**What you have to do:** Copy the lines of the data below without any changes, starting at the line that contains "238, 808, 257]" and continuing through the final line of the data, with both ends included.

◇ ◇ ◇ ◇

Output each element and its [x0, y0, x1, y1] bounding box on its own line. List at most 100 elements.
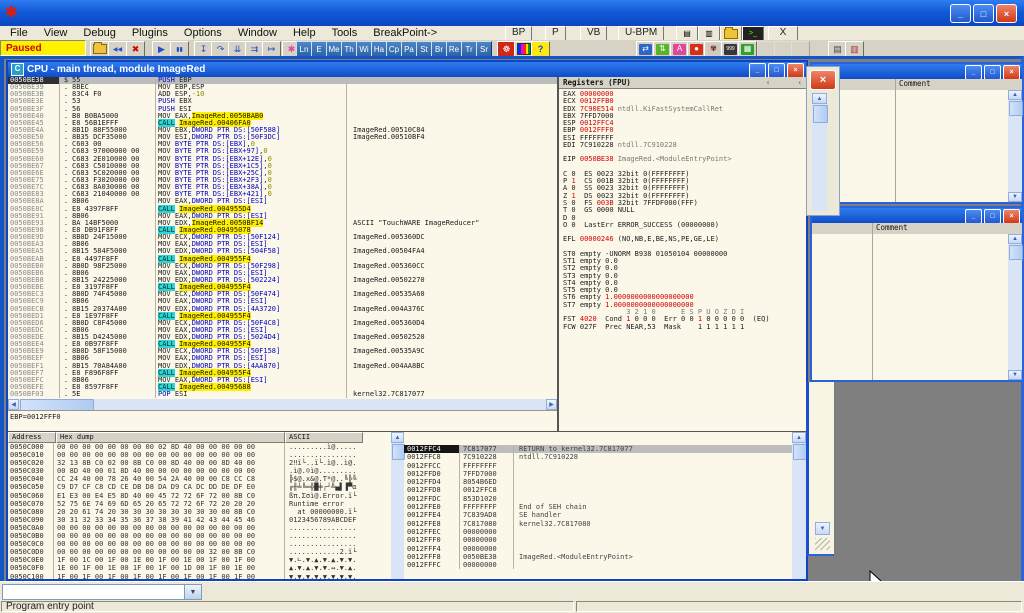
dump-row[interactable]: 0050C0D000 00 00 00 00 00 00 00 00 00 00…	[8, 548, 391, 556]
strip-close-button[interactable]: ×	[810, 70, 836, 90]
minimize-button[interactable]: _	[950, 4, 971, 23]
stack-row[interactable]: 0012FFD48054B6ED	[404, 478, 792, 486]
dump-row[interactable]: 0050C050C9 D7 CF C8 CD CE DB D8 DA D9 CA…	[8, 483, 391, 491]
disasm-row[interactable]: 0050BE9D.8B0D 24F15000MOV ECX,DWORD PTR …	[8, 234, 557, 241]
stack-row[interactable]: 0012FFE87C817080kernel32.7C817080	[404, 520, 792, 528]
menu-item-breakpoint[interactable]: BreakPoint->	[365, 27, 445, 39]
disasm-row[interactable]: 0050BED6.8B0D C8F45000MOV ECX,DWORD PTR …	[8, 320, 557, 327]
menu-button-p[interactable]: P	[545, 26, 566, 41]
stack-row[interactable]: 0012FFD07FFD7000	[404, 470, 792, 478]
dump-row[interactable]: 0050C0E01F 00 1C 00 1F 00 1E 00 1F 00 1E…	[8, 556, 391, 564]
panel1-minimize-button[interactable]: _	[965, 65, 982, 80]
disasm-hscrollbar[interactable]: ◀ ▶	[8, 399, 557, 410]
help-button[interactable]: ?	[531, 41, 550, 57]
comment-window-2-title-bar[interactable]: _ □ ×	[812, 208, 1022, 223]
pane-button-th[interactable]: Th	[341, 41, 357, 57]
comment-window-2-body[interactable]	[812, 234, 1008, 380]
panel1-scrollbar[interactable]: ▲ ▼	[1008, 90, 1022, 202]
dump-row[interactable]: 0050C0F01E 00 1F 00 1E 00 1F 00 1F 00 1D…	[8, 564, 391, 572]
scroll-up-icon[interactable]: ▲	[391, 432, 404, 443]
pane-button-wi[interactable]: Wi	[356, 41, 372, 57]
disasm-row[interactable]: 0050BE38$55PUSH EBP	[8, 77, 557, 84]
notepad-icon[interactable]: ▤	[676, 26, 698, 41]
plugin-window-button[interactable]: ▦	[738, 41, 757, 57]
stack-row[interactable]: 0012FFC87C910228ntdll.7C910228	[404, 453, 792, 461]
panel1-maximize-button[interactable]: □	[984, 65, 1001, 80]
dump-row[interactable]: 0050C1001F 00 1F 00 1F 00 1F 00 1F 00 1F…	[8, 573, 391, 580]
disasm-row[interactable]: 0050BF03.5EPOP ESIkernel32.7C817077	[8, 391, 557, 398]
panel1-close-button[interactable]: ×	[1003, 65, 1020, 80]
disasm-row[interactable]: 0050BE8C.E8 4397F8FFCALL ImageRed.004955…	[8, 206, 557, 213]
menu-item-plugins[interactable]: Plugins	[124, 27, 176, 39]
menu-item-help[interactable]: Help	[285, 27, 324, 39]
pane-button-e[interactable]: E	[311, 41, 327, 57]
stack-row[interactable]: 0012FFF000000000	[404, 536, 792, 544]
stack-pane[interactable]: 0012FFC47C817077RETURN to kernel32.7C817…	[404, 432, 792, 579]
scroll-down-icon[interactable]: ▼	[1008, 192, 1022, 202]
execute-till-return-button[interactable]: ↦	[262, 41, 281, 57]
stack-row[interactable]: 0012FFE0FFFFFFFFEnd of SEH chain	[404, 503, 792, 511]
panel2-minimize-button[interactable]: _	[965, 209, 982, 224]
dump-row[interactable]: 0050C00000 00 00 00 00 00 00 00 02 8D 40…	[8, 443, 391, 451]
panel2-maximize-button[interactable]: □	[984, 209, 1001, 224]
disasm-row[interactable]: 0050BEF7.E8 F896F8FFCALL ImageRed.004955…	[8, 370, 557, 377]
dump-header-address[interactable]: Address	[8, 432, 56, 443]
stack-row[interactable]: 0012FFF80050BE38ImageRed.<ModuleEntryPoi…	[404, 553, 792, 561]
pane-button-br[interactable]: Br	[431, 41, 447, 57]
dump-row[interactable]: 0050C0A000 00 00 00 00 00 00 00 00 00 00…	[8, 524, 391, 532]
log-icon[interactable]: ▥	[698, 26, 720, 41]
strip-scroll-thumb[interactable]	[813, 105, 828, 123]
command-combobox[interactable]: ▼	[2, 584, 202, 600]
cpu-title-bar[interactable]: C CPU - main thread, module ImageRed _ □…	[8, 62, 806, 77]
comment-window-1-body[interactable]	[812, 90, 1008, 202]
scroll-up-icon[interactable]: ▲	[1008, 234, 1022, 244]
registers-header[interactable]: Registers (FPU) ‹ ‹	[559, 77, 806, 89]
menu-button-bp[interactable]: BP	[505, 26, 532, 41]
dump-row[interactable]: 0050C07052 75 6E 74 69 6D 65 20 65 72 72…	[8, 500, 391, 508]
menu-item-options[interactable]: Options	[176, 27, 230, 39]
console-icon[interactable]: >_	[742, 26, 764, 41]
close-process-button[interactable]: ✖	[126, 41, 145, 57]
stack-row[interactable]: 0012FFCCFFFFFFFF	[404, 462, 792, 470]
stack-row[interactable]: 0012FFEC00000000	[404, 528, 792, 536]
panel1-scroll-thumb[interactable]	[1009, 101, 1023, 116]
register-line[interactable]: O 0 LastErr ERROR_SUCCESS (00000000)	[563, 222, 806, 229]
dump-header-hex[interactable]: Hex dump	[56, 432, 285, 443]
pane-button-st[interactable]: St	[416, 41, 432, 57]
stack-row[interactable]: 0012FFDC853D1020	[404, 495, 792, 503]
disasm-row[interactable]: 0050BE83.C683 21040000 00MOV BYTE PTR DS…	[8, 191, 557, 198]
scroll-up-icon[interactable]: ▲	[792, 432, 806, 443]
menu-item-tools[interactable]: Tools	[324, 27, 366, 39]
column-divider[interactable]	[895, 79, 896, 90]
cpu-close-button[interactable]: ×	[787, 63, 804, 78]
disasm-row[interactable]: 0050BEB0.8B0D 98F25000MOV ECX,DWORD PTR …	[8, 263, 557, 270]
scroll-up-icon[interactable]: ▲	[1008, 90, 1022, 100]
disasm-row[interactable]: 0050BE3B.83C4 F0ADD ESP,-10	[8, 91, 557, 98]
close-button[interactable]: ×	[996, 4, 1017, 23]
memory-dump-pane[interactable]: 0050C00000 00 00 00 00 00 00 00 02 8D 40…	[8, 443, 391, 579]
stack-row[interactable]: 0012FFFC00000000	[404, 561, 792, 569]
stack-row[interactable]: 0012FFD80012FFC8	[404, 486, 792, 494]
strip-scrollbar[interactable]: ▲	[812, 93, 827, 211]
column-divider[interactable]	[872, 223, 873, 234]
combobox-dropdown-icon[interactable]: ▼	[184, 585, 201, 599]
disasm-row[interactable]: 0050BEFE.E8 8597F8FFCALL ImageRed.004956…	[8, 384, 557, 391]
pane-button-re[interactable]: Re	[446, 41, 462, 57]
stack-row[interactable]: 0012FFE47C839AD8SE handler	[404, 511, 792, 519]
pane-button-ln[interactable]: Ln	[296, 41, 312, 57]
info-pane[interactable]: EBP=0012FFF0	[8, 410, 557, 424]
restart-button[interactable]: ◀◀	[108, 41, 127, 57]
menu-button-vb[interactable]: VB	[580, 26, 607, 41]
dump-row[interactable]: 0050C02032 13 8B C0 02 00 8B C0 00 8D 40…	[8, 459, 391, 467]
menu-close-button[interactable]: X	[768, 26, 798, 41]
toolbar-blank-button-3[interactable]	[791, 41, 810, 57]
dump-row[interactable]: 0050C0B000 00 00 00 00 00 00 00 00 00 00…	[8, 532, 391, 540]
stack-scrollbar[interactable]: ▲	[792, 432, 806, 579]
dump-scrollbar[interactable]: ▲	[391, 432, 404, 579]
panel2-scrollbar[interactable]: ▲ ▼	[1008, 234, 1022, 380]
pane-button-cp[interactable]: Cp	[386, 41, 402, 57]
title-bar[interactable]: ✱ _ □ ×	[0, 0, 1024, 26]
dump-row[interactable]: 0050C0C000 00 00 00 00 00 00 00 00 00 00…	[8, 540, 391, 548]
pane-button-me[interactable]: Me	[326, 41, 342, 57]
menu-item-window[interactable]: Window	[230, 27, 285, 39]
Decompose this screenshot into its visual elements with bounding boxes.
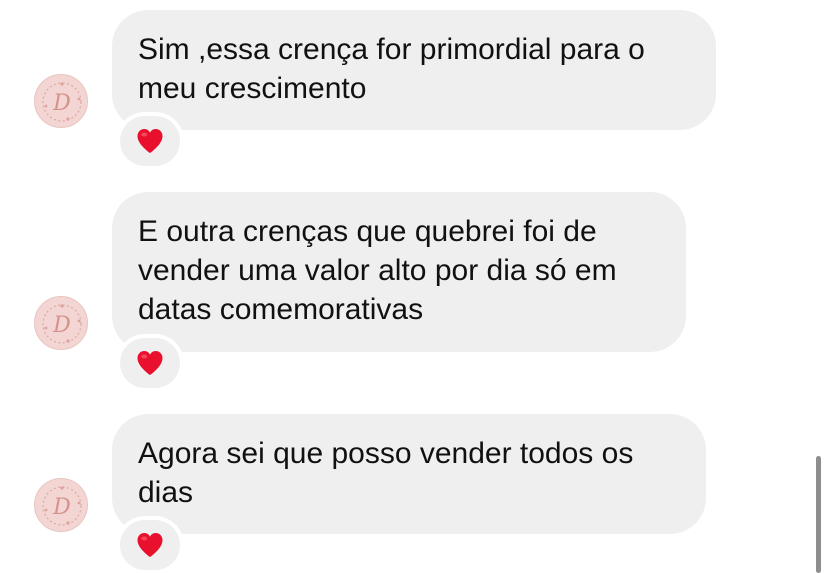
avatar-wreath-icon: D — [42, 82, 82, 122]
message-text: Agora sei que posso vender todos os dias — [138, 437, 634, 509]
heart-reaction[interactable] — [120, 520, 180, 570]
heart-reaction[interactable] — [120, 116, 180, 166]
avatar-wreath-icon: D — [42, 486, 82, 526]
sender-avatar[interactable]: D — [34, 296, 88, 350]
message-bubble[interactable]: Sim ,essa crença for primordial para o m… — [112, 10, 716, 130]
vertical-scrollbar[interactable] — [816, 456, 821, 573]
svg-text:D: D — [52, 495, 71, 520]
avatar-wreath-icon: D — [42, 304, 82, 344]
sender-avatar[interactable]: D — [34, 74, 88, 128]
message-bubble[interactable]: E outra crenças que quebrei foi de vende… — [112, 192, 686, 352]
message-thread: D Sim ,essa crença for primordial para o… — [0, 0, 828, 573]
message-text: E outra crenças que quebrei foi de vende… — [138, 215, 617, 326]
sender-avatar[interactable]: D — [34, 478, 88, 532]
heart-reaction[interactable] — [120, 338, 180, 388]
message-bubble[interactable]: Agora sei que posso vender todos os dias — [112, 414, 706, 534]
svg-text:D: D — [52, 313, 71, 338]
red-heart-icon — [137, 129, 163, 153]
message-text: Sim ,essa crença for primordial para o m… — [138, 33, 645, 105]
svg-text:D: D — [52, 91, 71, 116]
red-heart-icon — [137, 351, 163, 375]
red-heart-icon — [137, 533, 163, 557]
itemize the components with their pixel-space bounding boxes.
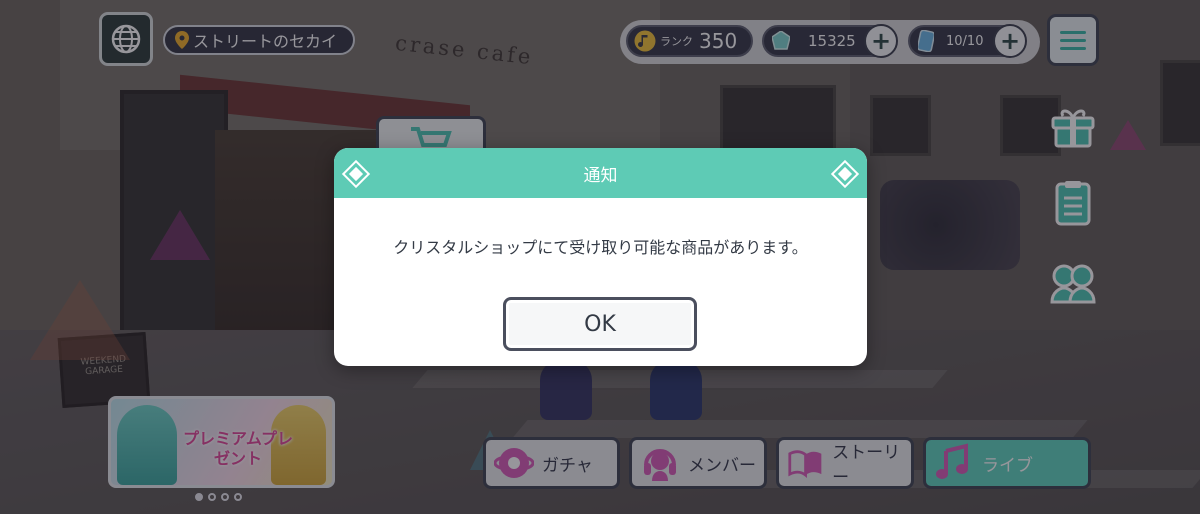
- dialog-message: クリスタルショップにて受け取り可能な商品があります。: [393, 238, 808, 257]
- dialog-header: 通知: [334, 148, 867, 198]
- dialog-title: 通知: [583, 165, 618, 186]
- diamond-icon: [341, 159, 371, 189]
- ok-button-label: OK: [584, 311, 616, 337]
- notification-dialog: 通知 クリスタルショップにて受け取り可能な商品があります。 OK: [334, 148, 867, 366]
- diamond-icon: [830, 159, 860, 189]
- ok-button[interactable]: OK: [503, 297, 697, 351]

◇ ◇ ◇ ◇

**Completed exercise:**
- dialog-message: クリスタルショップにて受け取り可能な商品があります。: [393, 238, 808, 257]
- dialog-header: 通知: [334, 148, 867, 198]
- dialog-title: 通知: [583, 165, 618, 186]
- diamond-icon: [341, 159, 371, 189]
- ok-button-label: OK: [584, 311, 616, 337]
- notification-dialog: 通知 クリスタルショップにて受け取り可能な商品があります。 OK: [334, 148, 867, 366]
- diamond-icon: [830, 159, 860, 189]
- ok-button[interactable]: OK: [503, 297, 697, 351]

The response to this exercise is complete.